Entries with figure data
####
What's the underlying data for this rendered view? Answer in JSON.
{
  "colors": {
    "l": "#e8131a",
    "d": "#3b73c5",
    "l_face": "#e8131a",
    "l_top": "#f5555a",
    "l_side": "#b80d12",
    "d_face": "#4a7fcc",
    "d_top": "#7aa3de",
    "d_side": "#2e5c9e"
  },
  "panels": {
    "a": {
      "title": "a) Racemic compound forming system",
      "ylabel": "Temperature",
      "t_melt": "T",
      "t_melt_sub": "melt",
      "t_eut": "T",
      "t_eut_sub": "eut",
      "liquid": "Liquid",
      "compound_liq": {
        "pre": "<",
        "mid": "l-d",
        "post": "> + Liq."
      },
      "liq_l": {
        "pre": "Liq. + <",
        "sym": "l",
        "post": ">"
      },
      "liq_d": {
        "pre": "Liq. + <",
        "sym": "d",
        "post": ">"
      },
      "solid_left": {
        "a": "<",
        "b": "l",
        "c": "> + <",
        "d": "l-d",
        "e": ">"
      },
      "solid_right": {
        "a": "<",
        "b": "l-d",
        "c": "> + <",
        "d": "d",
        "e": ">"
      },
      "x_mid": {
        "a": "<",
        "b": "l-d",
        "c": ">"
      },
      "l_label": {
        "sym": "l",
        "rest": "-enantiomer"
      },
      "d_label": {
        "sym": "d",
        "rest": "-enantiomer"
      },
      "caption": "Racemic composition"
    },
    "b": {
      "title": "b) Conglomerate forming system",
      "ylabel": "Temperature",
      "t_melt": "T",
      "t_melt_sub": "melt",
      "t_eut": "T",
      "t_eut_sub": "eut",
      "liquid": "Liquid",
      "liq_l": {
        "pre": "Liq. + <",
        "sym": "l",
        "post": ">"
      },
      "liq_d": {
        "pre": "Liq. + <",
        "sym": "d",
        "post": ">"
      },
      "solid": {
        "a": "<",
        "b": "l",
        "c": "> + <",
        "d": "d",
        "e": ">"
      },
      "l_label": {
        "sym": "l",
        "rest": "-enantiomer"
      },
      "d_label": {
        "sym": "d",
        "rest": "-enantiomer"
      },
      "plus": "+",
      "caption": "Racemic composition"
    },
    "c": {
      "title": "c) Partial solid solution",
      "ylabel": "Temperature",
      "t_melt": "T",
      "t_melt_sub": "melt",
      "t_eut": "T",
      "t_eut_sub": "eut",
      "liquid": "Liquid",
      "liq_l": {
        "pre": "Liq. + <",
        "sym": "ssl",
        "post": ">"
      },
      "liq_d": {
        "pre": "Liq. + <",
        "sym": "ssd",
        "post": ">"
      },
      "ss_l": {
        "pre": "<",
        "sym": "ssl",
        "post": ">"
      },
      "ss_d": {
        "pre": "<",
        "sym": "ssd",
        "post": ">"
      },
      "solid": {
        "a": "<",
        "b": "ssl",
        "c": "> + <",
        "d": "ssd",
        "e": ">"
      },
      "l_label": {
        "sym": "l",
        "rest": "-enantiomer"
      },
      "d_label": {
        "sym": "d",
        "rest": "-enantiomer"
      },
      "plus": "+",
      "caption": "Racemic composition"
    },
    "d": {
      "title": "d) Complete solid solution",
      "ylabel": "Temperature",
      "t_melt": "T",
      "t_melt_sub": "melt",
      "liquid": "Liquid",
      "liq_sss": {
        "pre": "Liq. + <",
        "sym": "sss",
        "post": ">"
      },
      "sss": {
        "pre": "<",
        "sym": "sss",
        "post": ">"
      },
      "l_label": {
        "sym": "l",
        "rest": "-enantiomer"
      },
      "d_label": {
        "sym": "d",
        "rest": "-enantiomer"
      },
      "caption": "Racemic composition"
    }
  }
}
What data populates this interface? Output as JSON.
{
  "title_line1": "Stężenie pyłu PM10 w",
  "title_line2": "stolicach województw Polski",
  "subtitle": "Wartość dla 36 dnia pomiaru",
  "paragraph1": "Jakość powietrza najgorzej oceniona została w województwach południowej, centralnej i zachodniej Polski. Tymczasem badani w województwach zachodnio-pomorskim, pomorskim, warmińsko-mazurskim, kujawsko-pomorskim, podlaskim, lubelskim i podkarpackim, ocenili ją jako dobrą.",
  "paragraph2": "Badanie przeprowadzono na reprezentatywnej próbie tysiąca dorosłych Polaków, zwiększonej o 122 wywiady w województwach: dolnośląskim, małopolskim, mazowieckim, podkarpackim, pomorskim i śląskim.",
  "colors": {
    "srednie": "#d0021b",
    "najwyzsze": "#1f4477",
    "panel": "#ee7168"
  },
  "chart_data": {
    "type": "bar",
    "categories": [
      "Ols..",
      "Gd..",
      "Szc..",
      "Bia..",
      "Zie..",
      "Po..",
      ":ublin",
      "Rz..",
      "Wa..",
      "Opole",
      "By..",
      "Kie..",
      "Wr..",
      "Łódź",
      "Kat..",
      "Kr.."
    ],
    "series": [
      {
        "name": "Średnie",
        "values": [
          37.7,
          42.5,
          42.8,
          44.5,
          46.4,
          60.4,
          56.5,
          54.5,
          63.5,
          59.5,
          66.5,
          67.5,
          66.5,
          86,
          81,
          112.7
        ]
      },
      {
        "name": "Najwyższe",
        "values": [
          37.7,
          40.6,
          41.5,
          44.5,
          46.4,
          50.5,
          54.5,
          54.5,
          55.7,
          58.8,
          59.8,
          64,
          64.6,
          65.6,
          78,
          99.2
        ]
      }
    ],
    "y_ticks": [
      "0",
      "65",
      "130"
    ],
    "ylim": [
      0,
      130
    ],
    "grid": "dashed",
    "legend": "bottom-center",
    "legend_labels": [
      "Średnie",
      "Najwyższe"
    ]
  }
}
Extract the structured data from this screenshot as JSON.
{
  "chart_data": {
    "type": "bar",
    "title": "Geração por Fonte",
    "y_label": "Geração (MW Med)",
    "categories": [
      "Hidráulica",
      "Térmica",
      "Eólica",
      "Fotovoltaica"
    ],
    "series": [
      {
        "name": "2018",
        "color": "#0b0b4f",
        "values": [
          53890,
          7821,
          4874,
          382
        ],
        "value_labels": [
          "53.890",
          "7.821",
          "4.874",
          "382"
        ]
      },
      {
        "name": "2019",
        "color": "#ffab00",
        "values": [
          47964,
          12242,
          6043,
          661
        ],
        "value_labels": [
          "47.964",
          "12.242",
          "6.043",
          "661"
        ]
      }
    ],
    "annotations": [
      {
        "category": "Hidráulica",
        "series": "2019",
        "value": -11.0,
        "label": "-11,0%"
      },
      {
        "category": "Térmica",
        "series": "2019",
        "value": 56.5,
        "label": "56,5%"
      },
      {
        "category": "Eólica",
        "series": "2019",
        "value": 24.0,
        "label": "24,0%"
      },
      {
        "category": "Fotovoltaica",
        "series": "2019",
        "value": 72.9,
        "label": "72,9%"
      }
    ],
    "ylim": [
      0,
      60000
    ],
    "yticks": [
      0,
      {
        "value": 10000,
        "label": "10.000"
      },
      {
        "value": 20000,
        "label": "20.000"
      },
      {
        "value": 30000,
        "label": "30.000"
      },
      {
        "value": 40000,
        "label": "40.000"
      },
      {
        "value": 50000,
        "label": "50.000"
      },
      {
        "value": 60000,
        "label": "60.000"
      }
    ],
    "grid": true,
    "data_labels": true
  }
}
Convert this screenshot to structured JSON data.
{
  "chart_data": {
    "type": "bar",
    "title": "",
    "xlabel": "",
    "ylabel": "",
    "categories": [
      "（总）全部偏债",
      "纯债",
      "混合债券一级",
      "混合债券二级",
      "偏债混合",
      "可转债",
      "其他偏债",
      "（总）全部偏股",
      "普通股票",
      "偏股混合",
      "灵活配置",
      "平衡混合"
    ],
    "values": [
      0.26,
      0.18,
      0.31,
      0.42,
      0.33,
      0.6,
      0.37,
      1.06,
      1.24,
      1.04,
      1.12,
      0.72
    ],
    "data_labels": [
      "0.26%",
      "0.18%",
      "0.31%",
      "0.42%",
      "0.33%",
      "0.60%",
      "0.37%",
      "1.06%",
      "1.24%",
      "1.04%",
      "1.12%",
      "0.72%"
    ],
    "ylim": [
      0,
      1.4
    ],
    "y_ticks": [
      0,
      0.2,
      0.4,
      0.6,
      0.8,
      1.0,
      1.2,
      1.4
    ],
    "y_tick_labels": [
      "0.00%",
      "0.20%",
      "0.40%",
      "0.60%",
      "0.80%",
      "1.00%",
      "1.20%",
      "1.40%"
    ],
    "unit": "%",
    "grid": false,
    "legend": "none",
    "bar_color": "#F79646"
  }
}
####
What you have to do:
Whichever lines contain the string "system", select and copy them.

Reply to the task:
      "title": "a) Racemic compound forming system",
      "title": "b) Conglomerate forming system",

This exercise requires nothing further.